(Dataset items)

□ □ □ □ □ □ □

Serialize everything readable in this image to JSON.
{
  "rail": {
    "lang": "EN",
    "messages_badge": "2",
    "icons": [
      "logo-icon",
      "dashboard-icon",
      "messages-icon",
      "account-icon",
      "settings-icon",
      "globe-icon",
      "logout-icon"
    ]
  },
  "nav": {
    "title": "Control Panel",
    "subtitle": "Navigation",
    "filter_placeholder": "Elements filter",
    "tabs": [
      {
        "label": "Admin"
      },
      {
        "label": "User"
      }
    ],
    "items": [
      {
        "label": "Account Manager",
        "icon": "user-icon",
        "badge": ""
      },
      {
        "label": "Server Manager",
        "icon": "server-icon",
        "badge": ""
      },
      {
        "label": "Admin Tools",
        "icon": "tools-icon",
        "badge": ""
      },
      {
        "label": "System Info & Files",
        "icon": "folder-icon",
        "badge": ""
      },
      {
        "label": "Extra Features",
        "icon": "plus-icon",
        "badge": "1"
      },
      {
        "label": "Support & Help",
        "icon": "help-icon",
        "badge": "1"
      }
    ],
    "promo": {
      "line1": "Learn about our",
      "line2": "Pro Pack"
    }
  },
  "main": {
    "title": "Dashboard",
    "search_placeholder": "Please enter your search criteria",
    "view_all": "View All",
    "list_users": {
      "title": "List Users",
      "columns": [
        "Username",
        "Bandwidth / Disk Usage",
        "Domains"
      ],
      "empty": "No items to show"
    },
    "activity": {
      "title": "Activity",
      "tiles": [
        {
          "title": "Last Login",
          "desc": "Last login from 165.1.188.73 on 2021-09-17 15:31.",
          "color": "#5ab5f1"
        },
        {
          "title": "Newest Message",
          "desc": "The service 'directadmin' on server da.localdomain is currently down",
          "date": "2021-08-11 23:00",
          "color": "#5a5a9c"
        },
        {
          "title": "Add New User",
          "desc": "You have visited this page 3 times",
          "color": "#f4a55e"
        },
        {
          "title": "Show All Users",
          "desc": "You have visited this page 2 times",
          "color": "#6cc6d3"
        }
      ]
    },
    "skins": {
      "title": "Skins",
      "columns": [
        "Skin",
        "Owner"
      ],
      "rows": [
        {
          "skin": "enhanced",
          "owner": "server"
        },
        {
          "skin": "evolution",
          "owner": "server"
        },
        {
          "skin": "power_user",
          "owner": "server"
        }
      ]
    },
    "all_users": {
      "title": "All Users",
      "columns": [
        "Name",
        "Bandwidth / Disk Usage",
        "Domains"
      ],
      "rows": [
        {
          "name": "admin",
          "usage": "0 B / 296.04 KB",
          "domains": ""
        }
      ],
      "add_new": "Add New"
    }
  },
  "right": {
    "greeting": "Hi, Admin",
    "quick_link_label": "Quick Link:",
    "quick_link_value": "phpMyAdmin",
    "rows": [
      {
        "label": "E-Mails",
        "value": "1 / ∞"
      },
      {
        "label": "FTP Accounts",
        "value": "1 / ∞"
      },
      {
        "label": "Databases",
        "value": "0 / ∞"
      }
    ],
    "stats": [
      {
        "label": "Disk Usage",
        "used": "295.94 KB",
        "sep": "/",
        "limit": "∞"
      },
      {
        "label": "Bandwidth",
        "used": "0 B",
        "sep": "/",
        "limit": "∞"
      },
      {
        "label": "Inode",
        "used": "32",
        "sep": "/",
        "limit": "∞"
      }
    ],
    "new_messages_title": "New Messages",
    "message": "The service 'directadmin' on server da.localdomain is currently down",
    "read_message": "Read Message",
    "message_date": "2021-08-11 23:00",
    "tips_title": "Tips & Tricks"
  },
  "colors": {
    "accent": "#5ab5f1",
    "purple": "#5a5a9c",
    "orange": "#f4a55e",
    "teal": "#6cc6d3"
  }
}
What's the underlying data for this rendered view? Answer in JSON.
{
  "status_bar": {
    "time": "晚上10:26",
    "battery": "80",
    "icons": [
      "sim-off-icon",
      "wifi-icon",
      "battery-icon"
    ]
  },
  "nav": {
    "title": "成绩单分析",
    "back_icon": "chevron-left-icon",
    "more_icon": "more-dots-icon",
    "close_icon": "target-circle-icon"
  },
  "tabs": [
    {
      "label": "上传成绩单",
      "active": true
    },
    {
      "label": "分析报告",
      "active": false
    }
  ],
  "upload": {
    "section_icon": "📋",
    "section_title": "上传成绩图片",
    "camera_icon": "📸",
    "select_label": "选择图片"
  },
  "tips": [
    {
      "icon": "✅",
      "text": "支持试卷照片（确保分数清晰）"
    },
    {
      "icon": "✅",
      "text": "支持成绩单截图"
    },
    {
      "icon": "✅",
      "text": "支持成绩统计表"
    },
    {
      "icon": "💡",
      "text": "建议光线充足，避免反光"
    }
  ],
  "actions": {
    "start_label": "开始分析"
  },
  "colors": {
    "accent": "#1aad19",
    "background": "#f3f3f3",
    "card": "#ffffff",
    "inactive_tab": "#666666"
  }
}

□ □ □ □ □ □ □

* Your goal:
Make a list of all lines in the data that contain "visited".

* Solution for this problem:
          "desc": "You have visited this page 3 times",
          "desc": "You have visited this page 2 times",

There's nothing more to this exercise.